** START OF Data excerpts **

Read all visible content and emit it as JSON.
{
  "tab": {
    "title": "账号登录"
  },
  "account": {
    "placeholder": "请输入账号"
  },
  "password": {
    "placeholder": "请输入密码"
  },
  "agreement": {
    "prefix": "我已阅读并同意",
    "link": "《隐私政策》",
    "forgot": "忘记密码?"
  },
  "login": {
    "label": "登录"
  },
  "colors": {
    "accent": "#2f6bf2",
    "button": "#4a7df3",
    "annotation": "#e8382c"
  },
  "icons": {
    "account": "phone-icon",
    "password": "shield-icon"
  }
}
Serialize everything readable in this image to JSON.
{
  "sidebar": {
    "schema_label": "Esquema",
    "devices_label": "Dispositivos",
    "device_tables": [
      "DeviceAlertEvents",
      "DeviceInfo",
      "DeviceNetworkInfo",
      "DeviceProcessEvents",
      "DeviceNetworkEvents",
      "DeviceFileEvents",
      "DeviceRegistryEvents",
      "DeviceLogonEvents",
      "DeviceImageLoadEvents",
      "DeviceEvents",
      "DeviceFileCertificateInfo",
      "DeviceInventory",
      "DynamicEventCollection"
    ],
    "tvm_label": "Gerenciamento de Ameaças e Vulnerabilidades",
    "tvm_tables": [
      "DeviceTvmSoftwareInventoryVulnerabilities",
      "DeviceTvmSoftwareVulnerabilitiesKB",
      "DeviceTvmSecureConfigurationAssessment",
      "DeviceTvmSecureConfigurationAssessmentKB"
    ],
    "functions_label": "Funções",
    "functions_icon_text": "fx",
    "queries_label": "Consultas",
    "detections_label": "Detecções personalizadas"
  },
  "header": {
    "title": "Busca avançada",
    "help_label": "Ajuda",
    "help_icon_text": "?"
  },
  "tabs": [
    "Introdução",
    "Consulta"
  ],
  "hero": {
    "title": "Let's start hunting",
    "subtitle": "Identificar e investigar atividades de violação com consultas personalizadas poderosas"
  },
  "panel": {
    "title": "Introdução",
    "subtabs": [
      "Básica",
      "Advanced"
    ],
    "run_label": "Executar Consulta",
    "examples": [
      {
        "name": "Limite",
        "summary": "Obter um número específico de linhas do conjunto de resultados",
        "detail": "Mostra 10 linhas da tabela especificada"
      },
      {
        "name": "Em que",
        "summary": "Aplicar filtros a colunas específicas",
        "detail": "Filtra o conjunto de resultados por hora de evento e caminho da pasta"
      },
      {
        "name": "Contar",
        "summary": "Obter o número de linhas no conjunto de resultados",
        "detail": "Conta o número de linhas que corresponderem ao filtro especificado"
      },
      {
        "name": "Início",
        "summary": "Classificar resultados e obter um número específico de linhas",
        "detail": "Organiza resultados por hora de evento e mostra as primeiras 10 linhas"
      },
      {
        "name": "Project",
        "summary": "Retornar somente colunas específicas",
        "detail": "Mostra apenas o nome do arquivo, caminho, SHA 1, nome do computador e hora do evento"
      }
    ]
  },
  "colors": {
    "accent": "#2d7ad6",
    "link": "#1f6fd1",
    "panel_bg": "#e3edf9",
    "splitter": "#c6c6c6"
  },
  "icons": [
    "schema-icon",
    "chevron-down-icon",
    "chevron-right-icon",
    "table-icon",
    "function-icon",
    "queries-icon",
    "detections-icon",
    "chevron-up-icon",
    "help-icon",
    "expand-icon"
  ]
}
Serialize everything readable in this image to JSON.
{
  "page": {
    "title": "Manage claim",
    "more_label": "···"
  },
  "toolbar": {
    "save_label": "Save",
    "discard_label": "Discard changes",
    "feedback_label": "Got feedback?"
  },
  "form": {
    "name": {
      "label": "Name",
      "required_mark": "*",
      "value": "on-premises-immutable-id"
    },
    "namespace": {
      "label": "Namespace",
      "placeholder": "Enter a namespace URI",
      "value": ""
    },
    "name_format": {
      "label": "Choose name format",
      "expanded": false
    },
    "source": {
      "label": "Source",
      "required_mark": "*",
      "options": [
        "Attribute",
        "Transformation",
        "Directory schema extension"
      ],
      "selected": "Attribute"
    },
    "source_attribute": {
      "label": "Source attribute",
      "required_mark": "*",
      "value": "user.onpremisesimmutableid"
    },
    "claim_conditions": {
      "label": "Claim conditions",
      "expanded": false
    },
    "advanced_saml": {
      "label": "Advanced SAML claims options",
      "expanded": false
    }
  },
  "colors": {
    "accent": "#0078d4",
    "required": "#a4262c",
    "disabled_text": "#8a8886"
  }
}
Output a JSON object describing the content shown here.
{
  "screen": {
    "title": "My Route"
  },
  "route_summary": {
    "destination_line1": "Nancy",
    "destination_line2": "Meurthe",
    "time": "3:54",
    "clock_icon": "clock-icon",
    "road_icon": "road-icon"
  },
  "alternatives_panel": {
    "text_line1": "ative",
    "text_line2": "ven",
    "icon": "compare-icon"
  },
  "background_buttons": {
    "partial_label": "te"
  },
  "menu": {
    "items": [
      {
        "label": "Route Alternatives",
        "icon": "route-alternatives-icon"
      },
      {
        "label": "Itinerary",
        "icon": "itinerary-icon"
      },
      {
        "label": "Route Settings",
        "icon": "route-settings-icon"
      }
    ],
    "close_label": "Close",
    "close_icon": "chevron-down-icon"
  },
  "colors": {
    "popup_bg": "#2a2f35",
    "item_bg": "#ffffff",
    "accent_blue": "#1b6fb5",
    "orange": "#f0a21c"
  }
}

** END OF Data excerpts **

__Goal__:
Write out the whole listing again. Match it word for word.

__The solution__:
Read all visible content and emit it as JSON.
{
  "tab": {
    "title": "账号登录"
  },
  "account": {
    "placeholder": "请输入账号"
  },
  "password": {
    "placeholder": "请输入密码"
  },
  "agreement": {
    "prefix": "我已阅读并同意",
    "link": "《隐私政策》",
    "forgot": "忘记密码?"
  },
  "login": {
    "label": "登录"
  },
  "colors": {
    "accent": "#2f6bf2",
    "button": "#4a7df3",
    "annotation": "#e8382c"
  },
  "icons": {
    "account": "phone-icon",
    "password": "shield-icon"
  }
}
Serialize everything readable in this image to JSON.
{
  "sidebar": {
    "schema_label": "Esquema",
    "devices_label": "Dispositivos",
    "device_tables": [
      "DeviceAlertEvents",
      "DeviceInfo",
      "DeviceNetworkInfo",
      "DeviceProcessEvents",
      "DeviceNetworkEvents",
      "DeviceFileEvents",
      "DeviceRegistryEvents",
      "DeviceLogonEvents",
      "DeviceImageLoadEvents",
      "DeviceEvents",
      "DeviceFileCertificateInfo",
      "DeviceInventory",
      "DynamicEventCollection"
    ],
    "tvm_label": "Gerenciamento de Ameaças e Vulnerabilidades",
    "tvm_tables": [
      "DeviceTvmSoftwareInventoryVulnerabilities",
      "DeviceTvmSoftwareVulnerabilitiesKB",
      "DeviceTvmSecureConfigurationAssessment",
      "DeviceTvmSecureConfigurationAssessmentKB"
    ],
    "functions_label": "Funções",
    "functions_icon_text": "fx",
    "queries_label": "Consultas",
    "detections_label": "Detecções personalizadas"
  },
  "header": {
    "title": "Busca avançada",
    "help_label": "Ajuda",
    "help_icon_text": "?"
  },
  "tabs": [
    "Introdução",
    "Consulta"
  ],
  "hero": {
    "title": "Let's start hunting",
    "subtitle": "Identificar e investigar atividades de violação com consultas personalizadas poderosas"
  },
  "panel": {
    "title": "Introdução",
    "subtabs": [
      "Básica",
      "Advanced"
    ],
    "run_label": "Executar Consulta",
    "examples": [
      {
        "name": "Limite",
        "summary": "Obter um número específico de linhas do conjunto de resultados",
        "detail": "Mostra 10 linhas da tabela especificada"
      },
      {
        "name": "Em que",
        "summary": "Aplicar filtros a colunas específicas",
        "detail": "Filtra o conjunto de resultados por hora de evento e caminho da pasta"
      },
      {
        "name": "Contar",
        "summary": "Obter o número de linhas no conjunto de resultados",
        "detail": "Conta o número de linhas que corresponderem ao filtro especificado"
      },
      {
        "name": "Início",
        "summary": "Classificar resultados e obter um número específico de linhas",
        "detail": "Organiza resultados por hora de evento e mostra as primeiras 10 linhas"
      },
      {
        "name": "Project",
        "summary": "Retornar somente colunas específicas",
        "detail": "Mostra apenas o nome do arquivo, caminho, SHA 1, nome do computador e hora do evento"
      }
    ]
  },
  "colors": {
    "accent": "#2d7ad6",
    "link": "#1f6fd1",
    "panel_bg": "#e3edf9",
    "splitter": "#c6c6c6"
  },
  "icons": [
    "schema-icon",
    "chevron-down-icon",
    "chevron-right-icon",
    "table-icon",
    "function-icon",
    "queries-icon",
    "detections-icon",
    "chevron-up-icon",
    "help-icon",
    "expand-icon"
  ]
}
Serialize everything readable in this image to JSON.
{
  "page": {
    "title": "Manage claim",
    "more_label": "···"
  },
  "toolbar": {
    "save_label": "Save",
    "discard_label": "Discard changes",
    "feedback_label": "Got feedback?"
  },
  "form": {
    "name": {
      "label": "Name",
      "required_mark": "*",
      "value": "on-premises-immutable-id"
    },
    "namespace": {
      "label": "Namespace",
      "placeholder": "Enter a namespace URI",
      "value": ""
    },
    "name_format": {
      "label": "Choose name format",
      "expanded": false
    },
    "source": {
      "label": "Source",
      "required_mark": "*",
      "options": [
        "Attribute",
        "Transformation",
        "Directory schema extension"
      ],
      "selected": "Attribute"
    },
    "source_attribute": {
      "label": "Source attribute",
      "required_mark": "*",
      "value": "user.onpremisesimmutableid"
    },
    "claim_conditions": {
      "label": "Claim conditions",
      "expanded": false
    },
    "advanced_saml": {
      "label": "Advanced SAML claims options",
      "expanded": false
    }
  },
  "colors": {
    "accent": "#0078d4",
    "required": "#a4262c",
    "disabled_text": "#8a8886"
  }
}
Output a JSON object describing the content shown here.
{
  "screen": {
    "title": "My Route"
  },
  "route_summary": {
    "destination_line1": "Nancy",
    "destination_line2": "Meurthe",
    "time": "3:54",
    "clock_icon": "clock-icon",
    "road_icon": "road-icon"
  },
  "alternatives_panel": {
    "text_line1": "ative",
    "text_line2": "ven",
    "icon": "compare-icon"
  },
  "background_buttons": {
    "partial_label": "te"
  },
  "menu": {
    "items": [
      {
        "label": "Route Alternatives",
        "icon": "route-alternatives-icon"
      },
      {
        "label": "Itinerary",
        "icon": "itinerary-icon"
      },
      {
        "label": "Route Settings",
        "icon": "route-settings-icon"
      }
    ],
    "close_label": "Close",
    "close_icon": "chevron-down-icon"
  },
  "colors": {
    "popup_bg": "#2a2f35",
    "item_bg": "#ffffff",
    "accent_blue": "#1b6fb5",
    "orange": "#f0a21c"
  }
}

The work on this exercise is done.